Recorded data
============

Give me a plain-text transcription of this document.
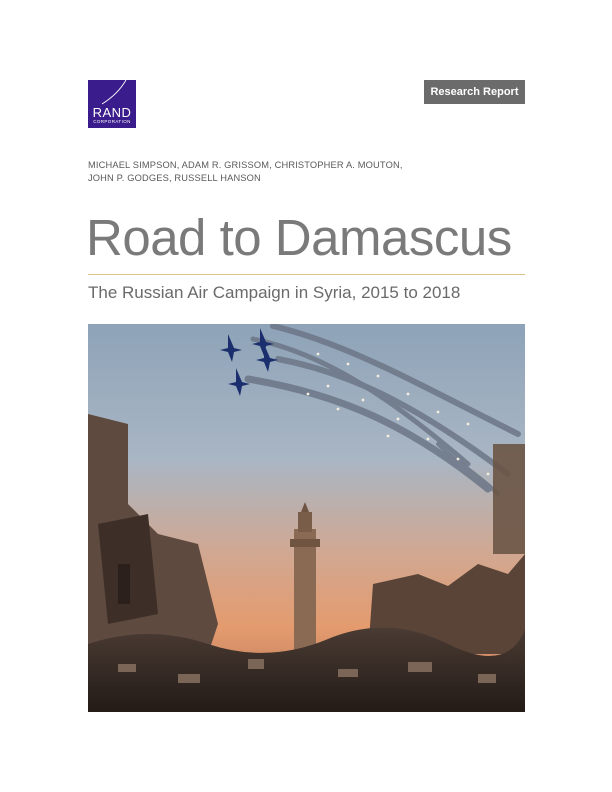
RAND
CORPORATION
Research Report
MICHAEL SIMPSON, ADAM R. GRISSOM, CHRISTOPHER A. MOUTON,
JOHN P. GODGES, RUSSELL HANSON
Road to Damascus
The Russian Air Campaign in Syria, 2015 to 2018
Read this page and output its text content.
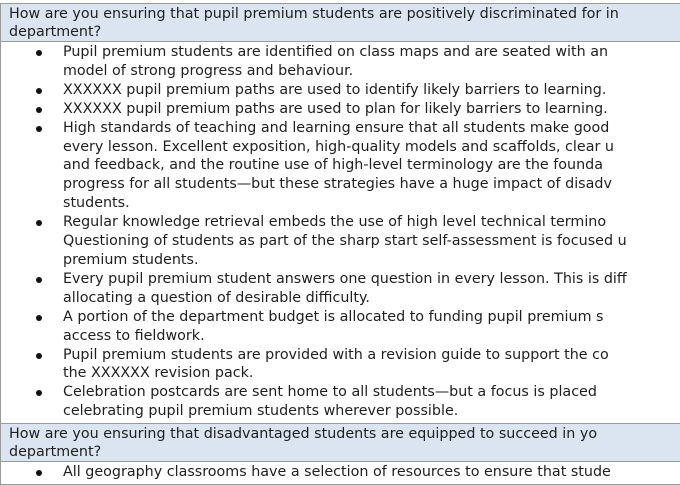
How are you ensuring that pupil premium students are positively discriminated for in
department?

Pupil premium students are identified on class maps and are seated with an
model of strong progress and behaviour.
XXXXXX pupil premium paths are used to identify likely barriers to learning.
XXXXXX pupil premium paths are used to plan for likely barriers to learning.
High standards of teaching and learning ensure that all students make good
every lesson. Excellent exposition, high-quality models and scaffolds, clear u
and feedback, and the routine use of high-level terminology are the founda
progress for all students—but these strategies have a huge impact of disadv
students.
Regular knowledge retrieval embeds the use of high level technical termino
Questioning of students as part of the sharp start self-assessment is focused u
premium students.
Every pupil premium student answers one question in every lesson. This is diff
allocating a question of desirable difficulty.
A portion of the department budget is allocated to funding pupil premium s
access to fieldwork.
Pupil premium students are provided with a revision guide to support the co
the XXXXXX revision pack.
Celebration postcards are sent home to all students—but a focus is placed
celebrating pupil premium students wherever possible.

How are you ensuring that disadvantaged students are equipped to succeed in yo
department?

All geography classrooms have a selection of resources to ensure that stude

============

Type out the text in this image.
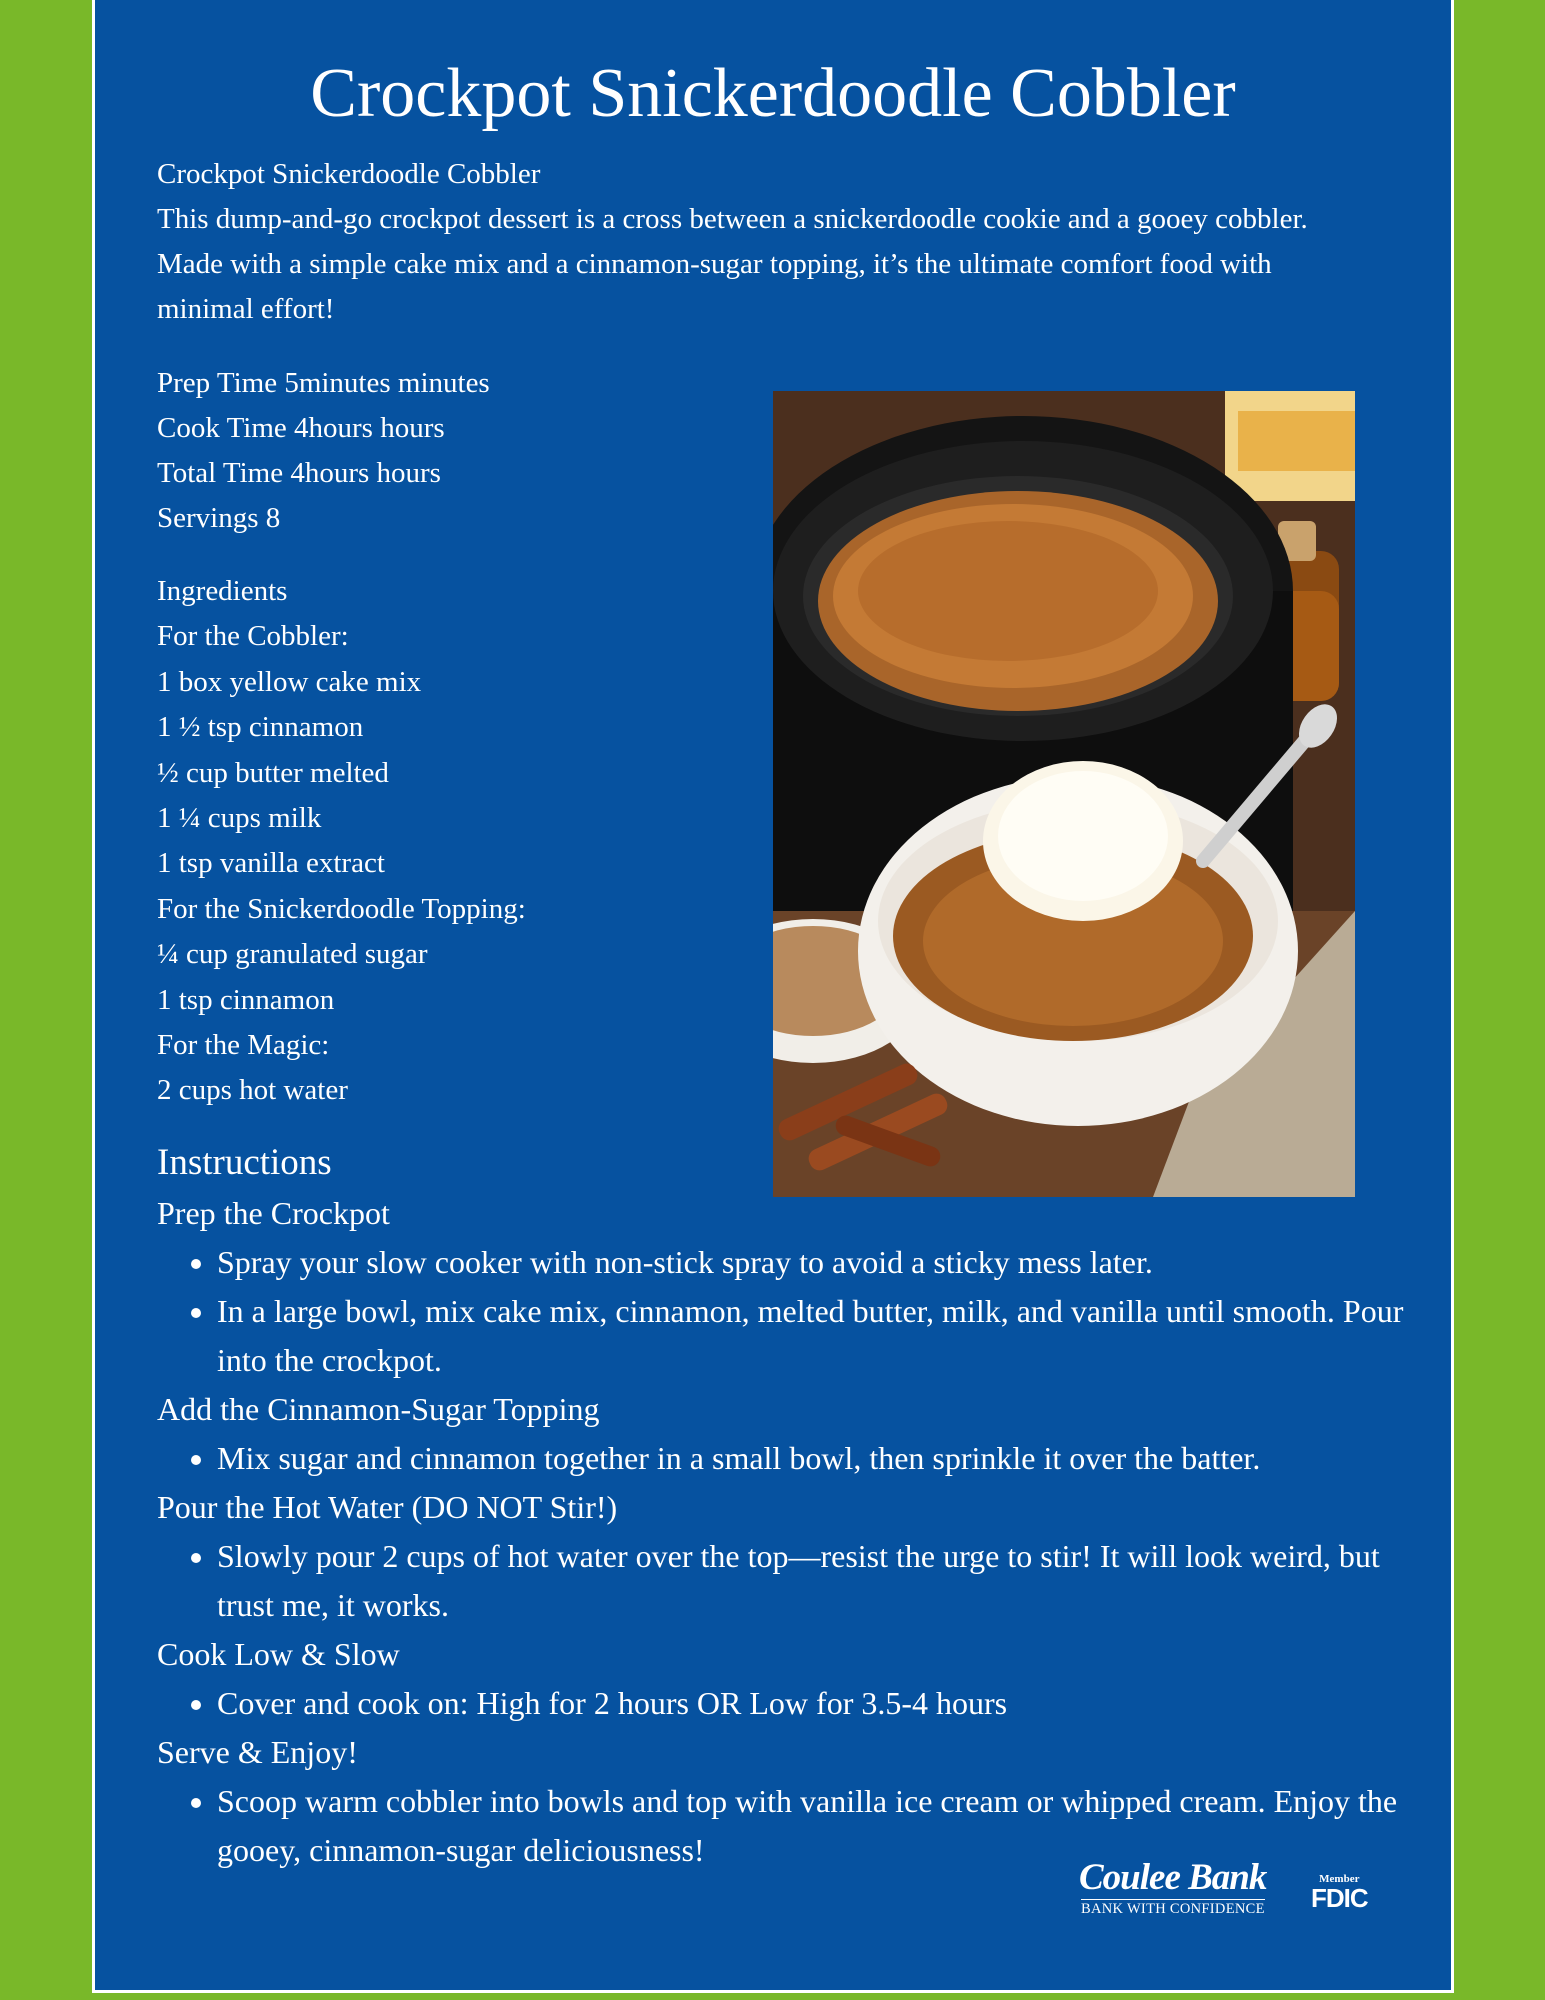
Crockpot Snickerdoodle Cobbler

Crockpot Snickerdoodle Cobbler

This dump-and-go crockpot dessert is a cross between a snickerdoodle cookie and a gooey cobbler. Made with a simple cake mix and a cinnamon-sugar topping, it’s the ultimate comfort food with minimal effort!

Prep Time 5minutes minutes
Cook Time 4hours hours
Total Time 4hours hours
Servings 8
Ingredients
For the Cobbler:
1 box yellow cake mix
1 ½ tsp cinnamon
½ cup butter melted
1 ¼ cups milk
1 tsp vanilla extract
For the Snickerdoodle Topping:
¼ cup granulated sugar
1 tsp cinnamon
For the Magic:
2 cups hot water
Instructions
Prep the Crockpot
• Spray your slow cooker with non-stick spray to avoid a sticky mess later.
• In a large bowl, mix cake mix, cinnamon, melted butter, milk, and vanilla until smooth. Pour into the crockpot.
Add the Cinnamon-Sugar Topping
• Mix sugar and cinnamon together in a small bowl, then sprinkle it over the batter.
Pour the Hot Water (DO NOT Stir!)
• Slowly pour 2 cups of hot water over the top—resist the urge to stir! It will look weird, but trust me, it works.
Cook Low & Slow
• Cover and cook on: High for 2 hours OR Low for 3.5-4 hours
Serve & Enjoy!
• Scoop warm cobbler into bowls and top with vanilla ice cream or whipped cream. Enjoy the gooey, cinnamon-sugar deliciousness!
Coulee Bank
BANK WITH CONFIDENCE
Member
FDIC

============

- WHAT TO DO -
From the records, copy every line that has the string "ensure" in it.

- WRITTEN RESPONSE -
High standards of teaching and learning ensure that all students make good
All geography classrooms have a selection of resources to ensure that stude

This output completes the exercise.